- **Stored records**:
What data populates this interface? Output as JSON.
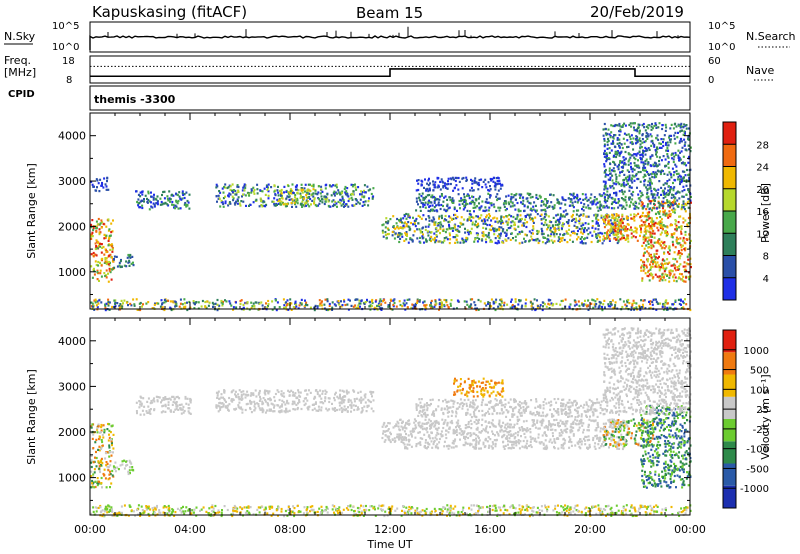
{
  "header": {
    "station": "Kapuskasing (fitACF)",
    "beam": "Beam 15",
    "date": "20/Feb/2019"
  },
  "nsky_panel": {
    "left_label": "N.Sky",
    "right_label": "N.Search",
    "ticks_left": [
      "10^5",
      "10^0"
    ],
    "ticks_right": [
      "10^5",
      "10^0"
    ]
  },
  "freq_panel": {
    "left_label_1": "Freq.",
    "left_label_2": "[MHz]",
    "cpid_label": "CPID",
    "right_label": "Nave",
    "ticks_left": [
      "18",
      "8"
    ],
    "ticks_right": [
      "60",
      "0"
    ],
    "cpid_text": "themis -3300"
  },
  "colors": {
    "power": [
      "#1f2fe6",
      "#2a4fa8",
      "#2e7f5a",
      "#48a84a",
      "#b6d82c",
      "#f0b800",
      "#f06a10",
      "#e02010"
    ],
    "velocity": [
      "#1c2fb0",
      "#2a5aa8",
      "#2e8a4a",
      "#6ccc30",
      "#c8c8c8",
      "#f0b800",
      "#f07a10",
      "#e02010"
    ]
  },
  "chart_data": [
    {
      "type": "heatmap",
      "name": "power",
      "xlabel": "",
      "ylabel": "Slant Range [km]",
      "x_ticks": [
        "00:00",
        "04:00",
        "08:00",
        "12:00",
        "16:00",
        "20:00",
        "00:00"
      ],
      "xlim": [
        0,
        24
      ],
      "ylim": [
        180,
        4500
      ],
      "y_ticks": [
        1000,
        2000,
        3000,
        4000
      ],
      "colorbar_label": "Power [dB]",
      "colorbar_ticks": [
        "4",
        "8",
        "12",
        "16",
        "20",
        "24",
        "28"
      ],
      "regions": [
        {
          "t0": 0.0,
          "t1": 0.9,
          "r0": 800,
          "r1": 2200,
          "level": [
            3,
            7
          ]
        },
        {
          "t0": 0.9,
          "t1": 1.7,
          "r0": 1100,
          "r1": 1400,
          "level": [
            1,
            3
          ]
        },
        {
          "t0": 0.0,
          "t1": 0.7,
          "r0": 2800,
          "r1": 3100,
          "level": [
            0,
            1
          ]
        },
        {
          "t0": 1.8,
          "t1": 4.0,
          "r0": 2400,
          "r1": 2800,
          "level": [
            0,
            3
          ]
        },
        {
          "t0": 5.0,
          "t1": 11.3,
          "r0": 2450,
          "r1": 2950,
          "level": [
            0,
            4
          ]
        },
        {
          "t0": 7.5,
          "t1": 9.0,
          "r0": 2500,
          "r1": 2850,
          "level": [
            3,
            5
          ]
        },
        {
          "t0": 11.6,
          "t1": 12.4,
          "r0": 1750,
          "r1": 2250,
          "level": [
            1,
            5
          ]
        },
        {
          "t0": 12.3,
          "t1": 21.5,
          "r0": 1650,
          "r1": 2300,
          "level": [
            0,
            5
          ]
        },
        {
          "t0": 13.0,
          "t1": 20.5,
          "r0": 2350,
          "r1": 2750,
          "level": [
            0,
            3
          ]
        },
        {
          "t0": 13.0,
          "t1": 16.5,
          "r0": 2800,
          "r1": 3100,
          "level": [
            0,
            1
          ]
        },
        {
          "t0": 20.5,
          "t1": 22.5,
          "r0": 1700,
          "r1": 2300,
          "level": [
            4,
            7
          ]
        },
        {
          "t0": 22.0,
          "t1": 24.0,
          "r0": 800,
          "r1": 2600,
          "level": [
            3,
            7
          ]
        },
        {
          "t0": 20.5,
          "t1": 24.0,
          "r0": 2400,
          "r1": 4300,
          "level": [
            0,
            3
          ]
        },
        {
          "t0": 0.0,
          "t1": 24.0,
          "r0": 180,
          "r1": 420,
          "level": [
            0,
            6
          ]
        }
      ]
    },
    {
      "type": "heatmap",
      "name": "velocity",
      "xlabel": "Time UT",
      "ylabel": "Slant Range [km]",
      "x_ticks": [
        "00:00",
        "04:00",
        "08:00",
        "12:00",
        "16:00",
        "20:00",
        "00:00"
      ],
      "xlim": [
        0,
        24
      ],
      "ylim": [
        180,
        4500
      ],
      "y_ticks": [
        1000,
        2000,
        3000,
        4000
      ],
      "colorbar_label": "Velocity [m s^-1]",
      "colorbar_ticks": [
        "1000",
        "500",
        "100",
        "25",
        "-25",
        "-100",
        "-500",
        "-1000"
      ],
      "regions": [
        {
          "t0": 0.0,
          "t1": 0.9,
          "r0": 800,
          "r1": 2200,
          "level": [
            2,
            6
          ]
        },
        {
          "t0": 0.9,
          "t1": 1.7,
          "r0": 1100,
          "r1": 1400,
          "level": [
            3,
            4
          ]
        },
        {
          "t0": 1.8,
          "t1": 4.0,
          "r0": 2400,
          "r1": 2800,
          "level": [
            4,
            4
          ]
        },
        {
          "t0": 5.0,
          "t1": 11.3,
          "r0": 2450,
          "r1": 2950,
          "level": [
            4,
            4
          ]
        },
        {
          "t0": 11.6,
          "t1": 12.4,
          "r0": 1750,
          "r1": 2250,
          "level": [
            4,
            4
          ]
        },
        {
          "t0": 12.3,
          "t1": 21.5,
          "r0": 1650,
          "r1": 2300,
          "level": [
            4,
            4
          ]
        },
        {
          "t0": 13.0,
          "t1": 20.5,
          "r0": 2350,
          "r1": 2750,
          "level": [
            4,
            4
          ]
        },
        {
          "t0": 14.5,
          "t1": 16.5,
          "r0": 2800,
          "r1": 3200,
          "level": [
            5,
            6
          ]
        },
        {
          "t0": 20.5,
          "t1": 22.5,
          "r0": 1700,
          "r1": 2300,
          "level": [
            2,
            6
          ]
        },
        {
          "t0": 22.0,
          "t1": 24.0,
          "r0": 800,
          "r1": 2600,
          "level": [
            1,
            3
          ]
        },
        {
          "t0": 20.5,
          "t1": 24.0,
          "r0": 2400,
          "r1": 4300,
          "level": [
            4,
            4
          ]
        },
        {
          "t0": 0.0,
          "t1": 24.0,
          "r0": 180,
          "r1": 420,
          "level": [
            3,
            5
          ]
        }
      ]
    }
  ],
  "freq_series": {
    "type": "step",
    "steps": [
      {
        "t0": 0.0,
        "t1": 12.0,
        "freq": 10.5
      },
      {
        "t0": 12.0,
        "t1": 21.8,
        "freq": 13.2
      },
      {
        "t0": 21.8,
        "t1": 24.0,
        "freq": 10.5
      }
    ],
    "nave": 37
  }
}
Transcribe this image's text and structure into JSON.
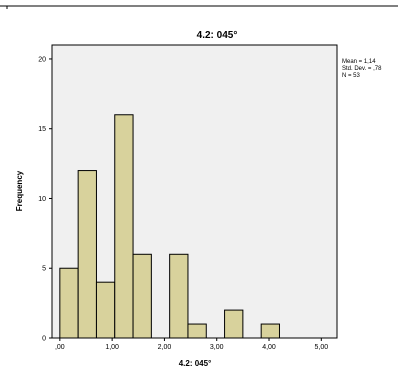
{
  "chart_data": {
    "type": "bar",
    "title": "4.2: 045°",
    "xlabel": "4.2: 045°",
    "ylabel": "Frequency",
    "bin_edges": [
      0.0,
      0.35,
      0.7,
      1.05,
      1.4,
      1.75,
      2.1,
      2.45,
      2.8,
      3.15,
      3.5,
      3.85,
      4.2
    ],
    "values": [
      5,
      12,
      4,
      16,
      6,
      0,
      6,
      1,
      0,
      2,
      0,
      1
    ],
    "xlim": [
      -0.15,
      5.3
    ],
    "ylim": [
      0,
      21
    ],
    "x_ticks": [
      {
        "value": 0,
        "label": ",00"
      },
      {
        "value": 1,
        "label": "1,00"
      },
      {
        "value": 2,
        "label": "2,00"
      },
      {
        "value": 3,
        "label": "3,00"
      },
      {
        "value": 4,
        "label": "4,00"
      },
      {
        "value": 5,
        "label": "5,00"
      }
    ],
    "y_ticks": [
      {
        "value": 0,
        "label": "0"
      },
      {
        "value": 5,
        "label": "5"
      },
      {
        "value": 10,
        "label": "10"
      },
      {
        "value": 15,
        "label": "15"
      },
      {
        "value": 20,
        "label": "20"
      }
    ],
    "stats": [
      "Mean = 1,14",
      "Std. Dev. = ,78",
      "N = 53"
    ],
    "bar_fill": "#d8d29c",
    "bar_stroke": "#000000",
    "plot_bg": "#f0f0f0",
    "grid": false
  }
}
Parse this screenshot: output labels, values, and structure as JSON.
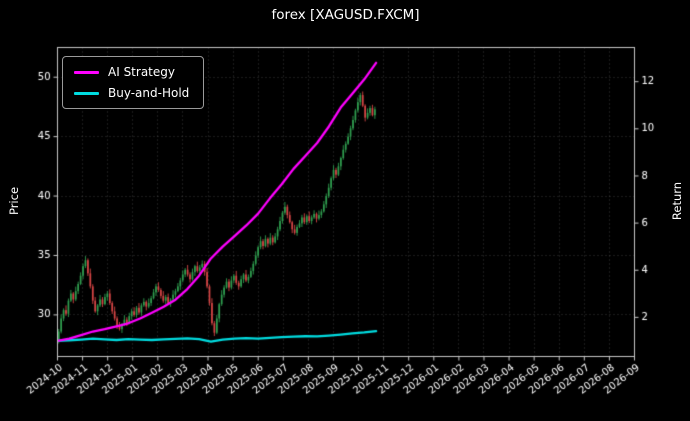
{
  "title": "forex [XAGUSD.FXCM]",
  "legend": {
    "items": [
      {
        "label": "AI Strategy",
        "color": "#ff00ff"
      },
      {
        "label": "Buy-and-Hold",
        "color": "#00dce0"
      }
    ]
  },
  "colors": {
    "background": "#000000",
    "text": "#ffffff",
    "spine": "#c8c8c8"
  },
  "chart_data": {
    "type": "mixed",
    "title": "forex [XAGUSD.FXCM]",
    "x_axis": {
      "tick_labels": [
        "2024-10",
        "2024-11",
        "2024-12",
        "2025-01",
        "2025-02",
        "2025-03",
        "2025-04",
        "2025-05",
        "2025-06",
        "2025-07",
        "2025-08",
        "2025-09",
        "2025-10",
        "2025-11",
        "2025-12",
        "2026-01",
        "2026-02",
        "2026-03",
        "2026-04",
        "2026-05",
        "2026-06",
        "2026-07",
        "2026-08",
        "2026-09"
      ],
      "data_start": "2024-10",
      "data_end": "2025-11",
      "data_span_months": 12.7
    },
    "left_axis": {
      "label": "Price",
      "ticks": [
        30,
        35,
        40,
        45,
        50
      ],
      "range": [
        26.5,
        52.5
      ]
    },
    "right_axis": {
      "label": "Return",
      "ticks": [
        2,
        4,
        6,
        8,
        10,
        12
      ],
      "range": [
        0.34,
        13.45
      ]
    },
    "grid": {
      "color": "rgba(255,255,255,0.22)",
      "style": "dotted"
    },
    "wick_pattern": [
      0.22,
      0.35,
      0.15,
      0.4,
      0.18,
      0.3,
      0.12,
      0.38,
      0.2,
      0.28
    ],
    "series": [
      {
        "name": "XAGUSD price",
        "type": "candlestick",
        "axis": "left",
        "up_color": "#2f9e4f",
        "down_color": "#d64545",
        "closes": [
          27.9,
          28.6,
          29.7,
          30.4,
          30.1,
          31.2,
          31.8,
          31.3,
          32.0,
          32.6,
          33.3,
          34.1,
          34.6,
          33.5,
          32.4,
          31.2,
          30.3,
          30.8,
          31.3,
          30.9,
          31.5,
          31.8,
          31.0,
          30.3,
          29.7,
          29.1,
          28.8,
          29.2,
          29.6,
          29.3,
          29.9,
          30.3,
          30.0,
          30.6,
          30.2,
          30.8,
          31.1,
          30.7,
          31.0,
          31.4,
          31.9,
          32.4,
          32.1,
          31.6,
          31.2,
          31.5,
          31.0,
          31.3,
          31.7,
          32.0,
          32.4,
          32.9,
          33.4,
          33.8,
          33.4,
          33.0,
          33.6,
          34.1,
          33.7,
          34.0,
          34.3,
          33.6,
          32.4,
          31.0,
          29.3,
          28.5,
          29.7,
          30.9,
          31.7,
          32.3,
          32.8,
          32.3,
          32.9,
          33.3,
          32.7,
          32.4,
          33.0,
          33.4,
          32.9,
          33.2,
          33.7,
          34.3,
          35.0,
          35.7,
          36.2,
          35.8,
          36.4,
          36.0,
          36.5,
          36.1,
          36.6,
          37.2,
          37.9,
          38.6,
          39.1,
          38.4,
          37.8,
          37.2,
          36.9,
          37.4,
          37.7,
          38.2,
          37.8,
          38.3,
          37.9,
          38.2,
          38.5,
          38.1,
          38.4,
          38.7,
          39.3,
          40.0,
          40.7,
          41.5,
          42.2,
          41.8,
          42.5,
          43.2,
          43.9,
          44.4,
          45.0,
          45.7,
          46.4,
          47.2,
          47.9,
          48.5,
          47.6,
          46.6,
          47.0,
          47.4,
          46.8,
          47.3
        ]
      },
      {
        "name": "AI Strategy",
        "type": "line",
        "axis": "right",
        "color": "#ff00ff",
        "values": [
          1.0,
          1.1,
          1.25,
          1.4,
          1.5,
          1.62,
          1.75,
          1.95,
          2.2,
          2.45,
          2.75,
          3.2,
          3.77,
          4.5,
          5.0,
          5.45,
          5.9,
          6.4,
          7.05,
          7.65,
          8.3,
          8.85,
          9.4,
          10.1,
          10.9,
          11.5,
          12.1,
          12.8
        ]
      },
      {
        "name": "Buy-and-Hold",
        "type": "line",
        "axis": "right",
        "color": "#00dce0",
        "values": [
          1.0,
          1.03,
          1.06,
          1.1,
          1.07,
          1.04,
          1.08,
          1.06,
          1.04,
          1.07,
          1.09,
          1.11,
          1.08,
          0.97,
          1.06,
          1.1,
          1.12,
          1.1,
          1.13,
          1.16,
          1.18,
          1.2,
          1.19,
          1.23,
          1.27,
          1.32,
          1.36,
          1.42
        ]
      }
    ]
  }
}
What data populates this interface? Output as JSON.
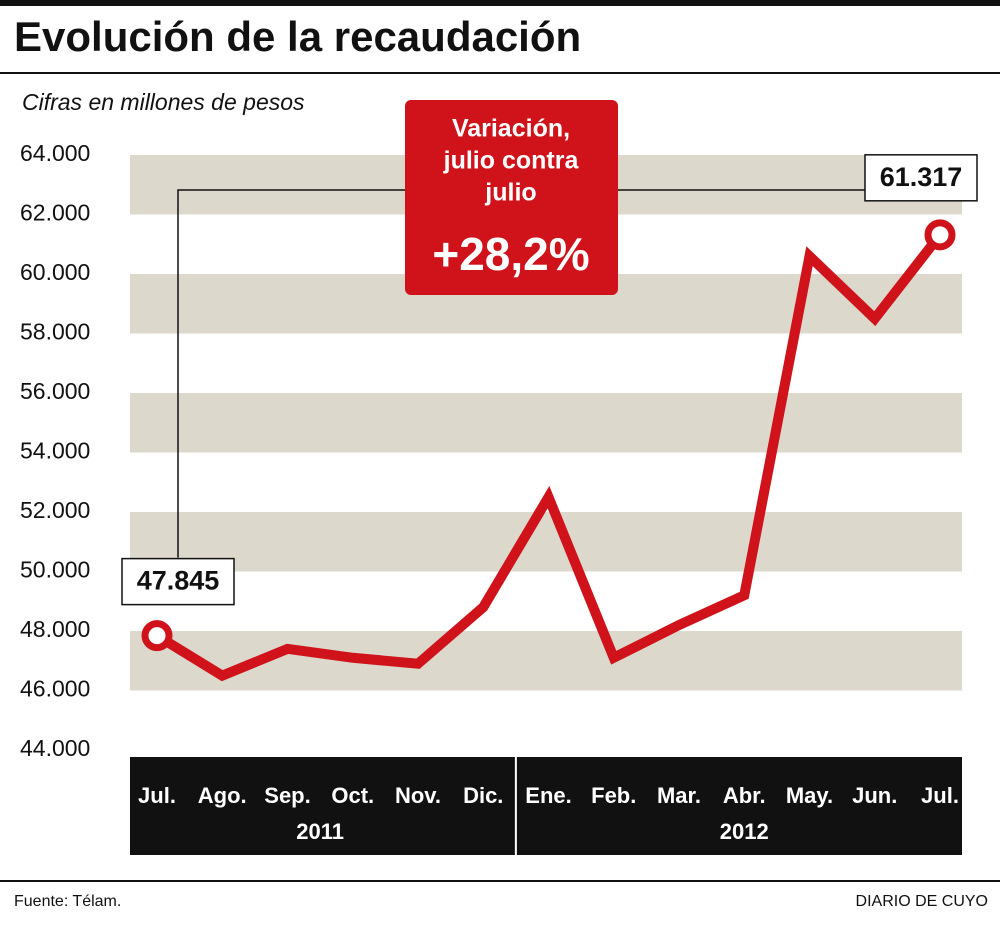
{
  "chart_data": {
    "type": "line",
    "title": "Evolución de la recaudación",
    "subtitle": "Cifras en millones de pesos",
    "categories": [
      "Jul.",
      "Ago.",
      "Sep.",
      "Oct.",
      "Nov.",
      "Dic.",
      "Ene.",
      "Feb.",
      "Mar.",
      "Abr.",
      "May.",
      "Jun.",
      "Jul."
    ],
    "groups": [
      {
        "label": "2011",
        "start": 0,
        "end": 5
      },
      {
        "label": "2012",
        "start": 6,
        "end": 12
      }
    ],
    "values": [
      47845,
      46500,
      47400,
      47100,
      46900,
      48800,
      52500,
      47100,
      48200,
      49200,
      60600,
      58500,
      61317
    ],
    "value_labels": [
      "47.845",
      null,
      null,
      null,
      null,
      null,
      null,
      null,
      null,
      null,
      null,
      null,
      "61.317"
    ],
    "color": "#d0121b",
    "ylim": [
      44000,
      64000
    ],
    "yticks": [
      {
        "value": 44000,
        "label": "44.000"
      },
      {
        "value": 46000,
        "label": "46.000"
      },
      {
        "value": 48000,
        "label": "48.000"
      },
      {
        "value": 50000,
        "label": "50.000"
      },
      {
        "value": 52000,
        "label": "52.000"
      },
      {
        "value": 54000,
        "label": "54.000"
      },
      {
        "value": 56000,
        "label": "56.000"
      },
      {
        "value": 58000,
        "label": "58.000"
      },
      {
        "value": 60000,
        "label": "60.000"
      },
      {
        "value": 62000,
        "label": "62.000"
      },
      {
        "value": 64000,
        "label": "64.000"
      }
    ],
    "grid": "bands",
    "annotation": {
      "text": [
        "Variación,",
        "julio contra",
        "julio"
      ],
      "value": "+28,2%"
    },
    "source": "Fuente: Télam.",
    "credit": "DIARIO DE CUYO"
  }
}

- **Instruction**:
Read the data above and count the lines that include "JSON". Answer only with the count.

- **Response to this exercise**:
4